> **PROBLEM DETAILS**
Find every line of the listing below where "screenshot" appears, and copy it.

> **PROVIDED ENTRIES**

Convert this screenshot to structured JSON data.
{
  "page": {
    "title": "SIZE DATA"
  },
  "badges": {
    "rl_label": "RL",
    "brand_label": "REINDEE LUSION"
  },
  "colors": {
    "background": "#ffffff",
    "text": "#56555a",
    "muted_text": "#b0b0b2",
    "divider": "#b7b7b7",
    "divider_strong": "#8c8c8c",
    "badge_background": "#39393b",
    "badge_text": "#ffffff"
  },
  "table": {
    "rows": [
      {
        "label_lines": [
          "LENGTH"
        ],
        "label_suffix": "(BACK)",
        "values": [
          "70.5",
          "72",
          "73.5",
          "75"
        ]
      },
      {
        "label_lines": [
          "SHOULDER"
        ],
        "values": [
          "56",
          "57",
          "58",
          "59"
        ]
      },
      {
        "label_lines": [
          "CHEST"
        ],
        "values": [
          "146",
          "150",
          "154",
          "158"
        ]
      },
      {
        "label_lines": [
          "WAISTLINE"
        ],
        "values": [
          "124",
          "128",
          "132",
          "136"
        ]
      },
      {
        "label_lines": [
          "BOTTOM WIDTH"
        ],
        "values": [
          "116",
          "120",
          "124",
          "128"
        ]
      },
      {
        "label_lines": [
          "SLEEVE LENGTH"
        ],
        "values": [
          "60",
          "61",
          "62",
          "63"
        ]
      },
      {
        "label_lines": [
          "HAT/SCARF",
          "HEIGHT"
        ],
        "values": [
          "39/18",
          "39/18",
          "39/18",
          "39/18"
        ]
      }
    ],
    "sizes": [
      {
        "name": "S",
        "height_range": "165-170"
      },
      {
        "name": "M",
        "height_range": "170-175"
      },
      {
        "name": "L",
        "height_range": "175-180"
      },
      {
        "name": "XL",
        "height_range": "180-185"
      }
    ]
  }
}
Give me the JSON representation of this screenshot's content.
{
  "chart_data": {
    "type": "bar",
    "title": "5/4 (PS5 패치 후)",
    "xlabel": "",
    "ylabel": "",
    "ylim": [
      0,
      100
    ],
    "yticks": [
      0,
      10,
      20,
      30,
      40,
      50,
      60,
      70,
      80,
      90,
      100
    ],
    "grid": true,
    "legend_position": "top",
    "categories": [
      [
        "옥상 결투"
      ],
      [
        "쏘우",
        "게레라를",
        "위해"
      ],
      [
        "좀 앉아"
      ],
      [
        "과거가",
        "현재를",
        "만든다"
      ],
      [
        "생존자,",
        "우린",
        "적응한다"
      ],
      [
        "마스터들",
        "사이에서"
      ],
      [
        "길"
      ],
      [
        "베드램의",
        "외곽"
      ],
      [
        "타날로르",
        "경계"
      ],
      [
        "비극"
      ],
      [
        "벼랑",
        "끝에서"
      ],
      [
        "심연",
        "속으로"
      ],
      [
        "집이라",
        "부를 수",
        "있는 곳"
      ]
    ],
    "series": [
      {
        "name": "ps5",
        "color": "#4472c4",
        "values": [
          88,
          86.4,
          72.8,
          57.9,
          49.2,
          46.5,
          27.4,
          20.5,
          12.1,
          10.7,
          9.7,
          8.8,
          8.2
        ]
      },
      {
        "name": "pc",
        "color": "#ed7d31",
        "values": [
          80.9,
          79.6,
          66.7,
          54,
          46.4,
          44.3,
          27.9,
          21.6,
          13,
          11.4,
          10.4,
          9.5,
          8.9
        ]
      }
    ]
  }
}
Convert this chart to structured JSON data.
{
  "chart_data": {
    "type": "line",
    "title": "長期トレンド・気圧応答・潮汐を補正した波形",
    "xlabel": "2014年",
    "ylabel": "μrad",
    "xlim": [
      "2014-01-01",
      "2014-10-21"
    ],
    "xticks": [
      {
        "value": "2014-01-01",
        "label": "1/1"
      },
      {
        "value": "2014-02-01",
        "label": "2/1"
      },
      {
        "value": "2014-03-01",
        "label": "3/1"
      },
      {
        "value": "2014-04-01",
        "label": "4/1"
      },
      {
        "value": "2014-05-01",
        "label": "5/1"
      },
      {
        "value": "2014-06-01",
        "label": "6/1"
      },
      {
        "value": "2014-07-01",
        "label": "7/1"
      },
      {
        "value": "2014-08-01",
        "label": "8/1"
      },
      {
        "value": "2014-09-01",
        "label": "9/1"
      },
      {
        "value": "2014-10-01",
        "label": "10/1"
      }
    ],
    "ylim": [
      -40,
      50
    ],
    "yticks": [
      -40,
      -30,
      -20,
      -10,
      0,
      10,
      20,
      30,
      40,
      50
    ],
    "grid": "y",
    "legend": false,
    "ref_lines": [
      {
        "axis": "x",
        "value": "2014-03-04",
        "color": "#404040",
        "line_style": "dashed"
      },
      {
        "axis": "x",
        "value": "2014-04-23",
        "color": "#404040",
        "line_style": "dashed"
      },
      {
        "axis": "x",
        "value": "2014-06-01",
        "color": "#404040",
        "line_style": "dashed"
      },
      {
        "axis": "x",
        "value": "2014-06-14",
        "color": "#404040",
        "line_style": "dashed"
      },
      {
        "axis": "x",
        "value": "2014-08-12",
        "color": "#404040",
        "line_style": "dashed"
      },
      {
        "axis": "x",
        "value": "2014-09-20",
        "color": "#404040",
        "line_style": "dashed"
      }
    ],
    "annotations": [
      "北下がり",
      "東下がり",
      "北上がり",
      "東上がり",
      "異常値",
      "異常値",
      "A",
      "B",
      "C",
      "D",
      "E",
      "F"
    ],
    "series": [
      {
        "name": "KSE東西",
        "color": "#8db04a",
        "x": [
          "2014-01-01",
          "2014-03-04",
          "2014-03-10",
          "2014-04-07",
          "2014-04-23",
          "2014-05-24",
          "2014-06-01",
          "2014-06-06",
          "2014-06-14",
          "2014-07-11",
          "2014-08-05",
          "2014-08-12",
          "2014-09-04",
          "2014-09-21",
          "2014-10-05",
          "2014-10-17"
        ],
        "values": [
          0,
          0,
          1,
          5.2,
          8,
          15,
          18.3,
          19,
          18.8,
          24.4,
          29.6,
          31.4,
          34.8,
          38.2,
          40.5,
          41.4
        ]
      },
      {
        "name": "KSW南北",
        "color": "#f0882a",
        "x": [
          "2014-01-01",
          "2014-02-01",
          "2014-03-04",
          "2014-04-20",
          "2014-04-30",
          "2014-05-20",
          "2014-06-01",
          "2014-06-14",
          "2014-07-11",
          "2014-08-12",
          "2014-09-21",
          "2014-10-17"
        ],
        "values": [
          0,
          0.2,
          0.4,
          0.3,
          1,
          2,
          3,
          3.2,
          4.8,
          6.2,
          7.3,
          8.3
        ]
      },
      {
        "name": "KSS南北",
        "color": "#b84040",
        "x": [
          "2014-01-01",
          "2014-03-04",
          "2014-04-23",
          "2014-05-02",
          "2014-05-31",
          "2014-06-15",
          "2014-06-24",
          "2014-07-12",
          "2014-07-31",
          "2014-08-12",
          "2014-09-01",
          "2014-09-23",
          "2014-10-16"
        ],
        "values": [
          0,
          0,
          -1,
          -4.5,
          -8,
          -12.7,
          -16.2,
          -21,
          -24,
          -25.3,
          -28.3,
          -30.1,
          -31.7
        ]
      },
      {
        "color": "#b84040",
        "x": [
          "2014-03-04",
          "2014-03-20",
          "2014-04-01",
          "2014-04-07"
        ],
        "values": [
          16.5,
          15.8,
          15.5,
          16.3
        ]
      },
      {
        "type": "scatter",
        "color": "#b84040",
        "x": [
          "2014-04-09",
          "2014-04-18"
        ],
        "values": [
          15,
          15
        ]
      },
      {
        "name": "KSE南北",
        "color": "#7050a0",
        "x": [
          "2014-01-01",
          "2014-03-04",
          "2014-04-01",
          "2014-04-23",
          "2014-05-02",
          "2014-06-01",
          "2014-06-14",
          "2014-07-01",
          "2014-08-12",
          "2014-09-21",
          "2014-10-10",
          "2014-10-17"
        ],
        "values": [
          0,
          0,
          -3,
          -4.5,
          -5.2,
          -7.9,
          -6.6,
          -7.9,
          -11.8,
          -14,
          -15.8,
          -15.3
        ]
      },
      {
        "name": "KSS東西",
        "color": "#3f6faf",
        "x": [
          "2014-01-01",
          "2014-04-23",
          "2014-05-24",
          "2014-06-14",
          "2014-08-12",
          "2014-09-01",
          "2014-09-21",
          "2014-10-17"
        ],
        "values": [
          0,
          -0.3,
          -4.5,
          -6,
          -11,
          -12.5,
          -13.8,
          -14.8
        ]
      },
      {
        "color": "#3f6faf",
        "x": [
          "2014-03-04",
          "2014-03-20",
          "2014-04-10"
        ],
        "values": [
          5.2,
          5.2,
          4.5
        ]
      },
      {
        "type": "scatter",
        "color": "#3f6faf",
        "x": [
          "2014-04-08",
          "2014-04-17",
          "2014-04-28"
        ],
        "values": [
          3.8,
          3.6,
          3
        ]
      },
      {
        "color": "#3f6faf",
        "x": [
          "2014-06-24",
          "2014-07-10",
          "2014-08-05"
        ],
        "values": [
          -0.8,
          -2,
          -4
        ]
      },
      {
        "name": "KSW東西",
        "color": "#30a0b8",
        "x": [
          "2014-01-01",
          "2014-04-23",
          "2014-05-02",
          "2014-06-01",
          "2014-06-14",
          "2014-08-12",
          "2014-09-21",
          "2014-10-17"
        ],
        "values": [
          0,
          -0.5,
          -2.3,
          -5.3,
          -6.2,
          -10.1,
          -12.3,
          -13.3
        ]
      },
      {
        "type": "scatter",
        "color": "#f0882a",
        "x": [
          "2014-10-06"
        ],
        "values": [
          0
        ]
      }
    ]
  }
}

> **COMPLETE ANSWER**
Convert this screenshot to structured JSON data.
Give me the JSON representation of this screenshot's content.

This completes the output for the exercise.